*** RECORDS SHOWN ***

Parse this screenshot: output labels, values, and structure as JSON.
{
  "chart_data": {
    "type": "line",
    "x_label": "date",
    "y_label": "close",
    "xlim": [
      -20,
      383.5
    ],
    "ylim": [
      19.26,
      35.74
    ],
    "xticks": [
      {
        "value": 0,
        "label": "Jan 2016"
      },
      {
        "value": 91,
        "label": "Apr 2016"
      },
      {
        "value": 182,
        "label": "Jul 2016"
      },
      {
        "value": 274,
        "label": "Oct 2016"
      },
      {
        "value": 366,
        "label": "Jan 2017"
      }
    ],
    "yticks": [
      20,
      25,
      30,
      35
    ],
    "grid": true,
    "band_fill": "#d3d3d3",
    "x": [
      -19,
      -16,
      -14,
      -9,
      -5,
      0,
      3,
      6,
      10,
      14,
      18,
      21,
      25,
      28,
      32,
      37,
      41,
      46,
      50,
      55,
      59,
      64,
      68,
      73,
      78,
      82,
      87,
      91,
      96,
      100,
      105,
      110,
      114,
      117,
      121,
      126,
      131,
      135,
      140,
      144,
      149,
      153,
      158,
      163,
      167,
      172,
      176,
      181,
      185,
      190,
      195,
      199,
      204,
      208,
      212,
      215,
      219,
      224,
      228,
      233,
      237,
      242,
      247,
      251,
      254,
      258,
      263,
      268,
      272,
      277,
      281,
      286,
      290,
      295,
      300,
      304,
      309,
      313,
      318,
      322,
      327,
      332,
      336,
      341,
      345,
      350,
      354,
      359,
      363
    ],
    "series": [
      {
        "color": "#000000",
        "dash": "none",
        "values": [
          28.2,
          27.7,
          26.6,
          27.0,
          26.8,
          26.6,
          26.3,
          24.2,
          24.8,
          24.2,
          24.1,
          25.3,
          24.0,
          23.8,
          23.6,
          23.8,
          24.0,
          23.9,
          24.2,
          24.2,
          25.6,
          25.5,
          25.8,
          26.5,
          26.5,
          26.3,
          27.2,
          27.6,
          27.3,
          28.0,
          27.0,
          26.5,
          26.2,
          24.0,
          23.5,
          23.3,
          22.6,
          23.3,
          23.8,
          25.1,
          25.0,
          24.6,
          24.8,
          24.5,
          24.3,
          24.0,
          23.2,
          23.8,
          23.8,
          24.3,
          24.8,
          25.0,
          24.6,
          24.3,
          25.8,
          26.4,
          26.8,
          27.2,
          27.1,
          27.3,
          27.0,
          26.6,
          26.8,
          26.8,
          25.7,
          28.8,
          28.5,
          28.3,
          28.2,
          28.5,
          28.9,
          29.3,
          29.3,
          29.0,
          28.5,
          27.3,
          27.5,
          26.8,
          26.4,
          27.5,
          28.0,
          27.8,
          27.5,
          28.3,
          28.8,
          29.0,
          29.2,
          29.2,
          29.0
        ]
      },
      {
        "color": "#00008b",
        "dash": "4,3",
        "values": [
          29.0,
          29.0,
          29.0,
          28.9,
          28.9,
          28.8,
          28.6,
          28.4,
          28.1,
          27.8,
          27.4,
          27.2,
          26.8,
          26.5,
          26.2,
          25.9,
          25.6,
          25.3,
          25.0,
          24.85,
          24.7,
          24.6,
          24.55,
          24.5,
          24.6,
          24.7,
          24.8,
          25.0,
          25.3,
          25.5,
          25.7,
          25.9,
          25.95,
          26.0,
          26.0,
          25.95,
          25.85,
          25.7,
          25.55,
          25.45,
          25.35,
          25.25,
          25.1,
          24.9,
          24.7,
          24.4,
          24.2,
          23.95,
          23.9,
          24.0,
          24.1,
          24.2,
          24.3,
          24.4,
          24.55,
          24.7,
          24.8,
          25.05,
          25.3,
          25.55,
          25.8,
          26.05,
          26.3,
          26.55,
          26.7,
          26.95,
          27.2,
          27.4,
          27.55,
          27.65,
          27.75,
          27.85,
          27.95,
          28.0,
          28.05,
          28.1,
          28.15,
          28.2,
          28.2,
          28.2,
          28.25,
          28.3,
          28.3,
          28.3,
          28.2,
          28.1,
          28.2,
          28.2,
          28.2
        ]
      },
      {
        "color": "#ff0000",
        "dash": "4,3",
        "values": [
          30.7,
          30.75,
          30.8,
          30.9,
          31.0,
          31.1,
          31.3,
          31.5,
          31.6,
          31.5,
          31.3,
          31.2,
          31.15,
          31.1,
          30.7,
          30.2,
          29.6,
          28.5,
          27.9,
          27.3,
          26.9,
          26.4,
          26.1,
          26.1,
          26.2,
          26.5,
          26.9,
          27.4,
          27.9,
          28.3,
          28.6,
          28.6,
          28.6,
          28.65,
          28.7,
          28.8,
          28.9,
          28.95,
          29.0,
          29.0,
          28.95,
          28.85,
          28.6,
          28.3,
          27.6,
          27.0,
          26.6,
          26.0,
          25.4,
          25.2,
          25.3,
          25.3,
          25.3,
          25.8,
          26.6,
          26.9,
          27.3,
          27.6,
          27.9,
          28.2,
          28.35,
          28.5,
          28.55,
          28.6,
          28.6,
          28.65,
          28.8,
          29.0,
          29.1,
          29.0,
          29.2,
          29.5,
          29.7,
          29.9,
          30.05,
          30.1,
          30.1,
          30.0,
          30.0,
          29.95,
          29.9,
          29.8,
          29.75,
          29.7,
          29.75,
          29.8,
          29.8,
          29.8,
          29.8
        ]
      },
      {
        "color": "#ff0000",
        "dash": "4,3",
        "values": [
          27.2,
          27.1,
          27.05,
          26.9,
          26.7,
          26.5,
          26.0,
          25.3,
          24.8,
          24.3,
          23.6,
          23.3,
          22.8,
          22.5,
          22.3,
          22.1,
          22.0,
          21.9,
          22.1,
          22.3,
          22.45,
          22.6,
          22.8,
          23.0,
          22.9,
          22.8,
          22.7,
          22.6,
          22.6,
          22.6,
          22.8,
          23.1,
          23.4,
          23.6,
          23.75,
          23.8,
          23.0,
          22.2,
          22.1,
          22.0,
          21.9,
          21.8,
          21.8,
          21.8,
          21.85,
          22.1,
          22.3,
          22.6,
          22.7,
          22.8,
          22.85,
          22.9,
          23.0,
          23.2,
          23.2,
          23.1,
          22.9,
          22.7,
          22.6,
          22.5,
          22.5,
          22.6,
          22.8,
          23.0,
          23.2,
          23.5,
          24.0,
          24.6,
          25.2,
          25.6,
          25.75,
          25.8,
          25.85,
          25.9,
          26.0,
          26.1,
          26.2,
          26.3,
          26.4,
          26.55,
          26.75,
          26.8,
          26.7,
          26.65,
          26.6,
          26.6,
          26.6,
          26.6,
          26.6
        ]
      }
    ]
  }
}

***

## STATED PROBLEM:
Write out every entry word for word.

## WRITTEN REPLY:
Parse this screenshot: output labels, values, and structure as JSON.
{
  "chart_data": {
    "type": "line",
    "x_label": "date",
    "y_label": "close",
    "xlim": [
      -20,
      383.5
    ],
    "ylim": [
      19.26,
      35.74
    ],
    "xticks": [
      {
        "value": 0,
        "label": "Jan 2016"
      },
      {
        "value": 91,
        "label": "Apr 2016"
      },
      {
        "value": 182,
        "label": "Jul 2016"
      },
      {
        "value": 274,
        "label": "Oct 2016"
      },
      {
        "value": 366,
        "label": "Jan 2017"
      }
    ],
    "yticks": [
      20,
      25,
      30,
      35
    ],
    "grid": true,
    "band_fill": "#d3d3d3",
    "x": [
      -19,
      -16,
      -14,
      -9,
      -5,
      0,
      3,
      6,
      10,
      14,
      18,
      21,
      25,
      28,
      32,
      37,
      41,
      46,
      50,
      55,
      59,
      64,
      68,
      73,
      78,
      82,
      87,
      91,
      96,
      100,
      105,
      110,
      114,
      117,
      121,
      126,
      131,
      135,
      140,
      144,
      149,
      153,
      158,
      163,
      167,
      172,
      176,
      181,
      185,
      190,
      195,
      199,
      204,
      208,
      212,
      215,
      219,
      224,
      228,
      233,
      237,
      242,
      247,
      251,
      254,
      258,
      263,
      268,
      272,
      277,
      281,
      286,
      290,
      295,
      300,
      304,
      309,
      313,
      318,
      322,
      327,
      332,
      336,
      341,
      345,
      350,
      354,
      359,
      363
    ],
    "series": [
      {
        "color": "#000000",
        "dash": "none",
        "values": [
          28.2,
          27.7,
          26.6,
          27.0,
          26.8,
          26.6,
          26.3,
          24.2,
          24.8,
          24.2,
          24.1,
          25.3,
          24.0,
          23.8,
          23.6,
          23.8,
          24.0,
          23.9,
          24.2,
          24.2,
          25.6,
          25.5,
          25.8,
          26.5,
          26.5,
          26.3,
          27.2,
          27.6,
          27.3,
          28.0,
          27.0,
          26.5,
          26.2,
          24.0,
          23.5,
          23.3,
          22.6,
          23.3,
          23.8,
          25.1,
          25.0,
          24.6,
          24.8,
          24.5,
          24.3,
          24.0,
          23.2,
          23.8,
          23.8,
          24.3,
          24.8,
          25.0,
          24.6,
          24.3,
          25.8,
          26.4,
          26.8,
          27.2,
          27.1,
          27.3,
          27.0,
          26.6,
          26.8,
          26.8,
          25.7,
          28.8,
          28.5,
          28.3,
          28.2,
          28.5,
          28.9,
          29.3,
          29.3,
          29.0,
          28.5,
          27.3,
          27.5,
          26.8,
          26.4,
          27.5,
          28.0,
          27.8,
          27.5,
          28.3,
          28.8,
          29.0,
          29.2,
          29.2,
          29.0
        ]
      },
      {
        "color": "#00008b",
        "dash": "4,3",
        "values": [
          29.0,
          29.0,
          29.0,
          28.9,
          28.9,
          28.8,
          28.6,
          28.4,
          28.1,
          27.8,
          27.4,
          27.2,
          26.8,
          26.5,
          26.2,
          25.9,
          25.6,
          25.3,
          25.0,
          24.85,
          24.7,
          24.6,
          24.55,
          24.5,
          24.6,
          24.7,
          24.8,
          25.0,
          25.3,
          25.5,
          25.7,
          25.9,
          25.95,
          26.0,
          26.0,
          25.95,
          25.85,
          25.7,
          25.55,
          25.45,
          25.35,
          25.25,
          25.1,
          24.9,
          24.7,
          24.4,
          24.2,
          23.95,
          23.9,
          24.0,
          24.1,
          24.2,
          24.3,
          24.4,
          24.55,
          24.7,
          24.8,
          25.05,
          25.3,
          25.55,
          25.8,
          26.05,
          26.3,
          26.55,
          26.7,
          26.95,
          27.2,
          27.4,
          27.55,
          27.65,
          27.75,
          27.85,
          27.95,
          28.0,
          28.05,
          28.1,
          28.15,
          28.2,
          28.2,
          28.2,
          28.25,
          28.3,
          28.3,
          28.3,
          28.2,
          28.1,
          28.2,
          28.2,
          28.2
        ]
      },
      {
        "color": "#ff0000",
        "dash": "4,3",
        "values": [
          30.7,
          30.75,
          30.8,
          30.9,
          31.0,
          31.1,
          31.3,
          31.5,
          31.6,
          31.5,
          31.3,
          31.2,
          31.15,
          31.1,
          30.7,
          30.2,
          29.6,
          28.5,
          27.9,
          27.3,
          26.9,
          26.4,
          26.1,
          26.1,
          26.2,
          26.5,
          26.9,
          27.4,
          27.9,
          28.3,
          28.6,
          28.6,
          28.6,
          28.65,
          28.7,
          28.8,
          28.9,
          28.95,
          29.0,
          29.0,
          28.95,
          28.85,
          28.6,
          28.3,
          27.6,
          27.0,
          26.6,
          26.0,
          25.4,
          25.2,
          25.3,
          25.3,
          25.3,
          25.8,
          26.6,
          26.9,
          27.3,
          27.6,
          27.9,
          28.2,
          28.35,
          28.5,
          28.55,
          28.6,
          28.6,
          28.65,
          28.8,
          29.0,
          29.1,
          29.0,
          29.2,
          29.5,
          29.7,
          29.9,
          30.05,
          30.1,
          30.1,
          30.0,
          30.0,
          29.95,
          29.9,
          29.8,
          29.75,
          29.7,
          29.75,
          29.8,
          29.8,
          29.8,
          29.8
        ]
      },
      {
        "color": "#ff0000",
        "dash": "4,3",
        "values": [
          27.2,
          27.1,
          27.05,
          26.9,
          26.7,
          26.5,
          26.0,
          25.3,
          24.8,
          24.3,
          23.6,
          23.3,
          22.8,
          22.5,
          22.3,
          22.1,
          22.0,
          21.9,
          22.1,
          22.3,
          22.45,
          22.6,
          22.8,
          23.0,
          22.9,
          22.8,
          22.7,
          22.6,
          22.6,
          22.6,
          22.8,
          23.1,
          23.4,
          23.6,
          23.75,
          23.8,
          23.0,
          22.2,
          22.1,
          22.0,
          21.9,
          21.8,
          21.8,
          21.8,
          21.85,
          22.1,
          22.3,
          22.6,
          22.7,
          22.8,
          22.85,
          22.9,
          23.0,
          23.2,
          23.2,
          23.1,
          22.9,
          22.7,
          22.6,
          22.5,
          22.5,
          22.6,
          22.8,
          23.0,
          23.2,
          23.5,
          24.0,
          24.6,
          25.2,
          25.6,
          25.75,
          25.8,
          25.85,
          25.9,
          26.0,
          26.1,
          26.2,
          26.3,
          26.4,
          26.55,
          26.75,
          26.8,
          26.7,
          26.65,
          26.6,
          26.6,
          26.6,
          26.6,
          26.6
        ]
      }
    ]
  }
}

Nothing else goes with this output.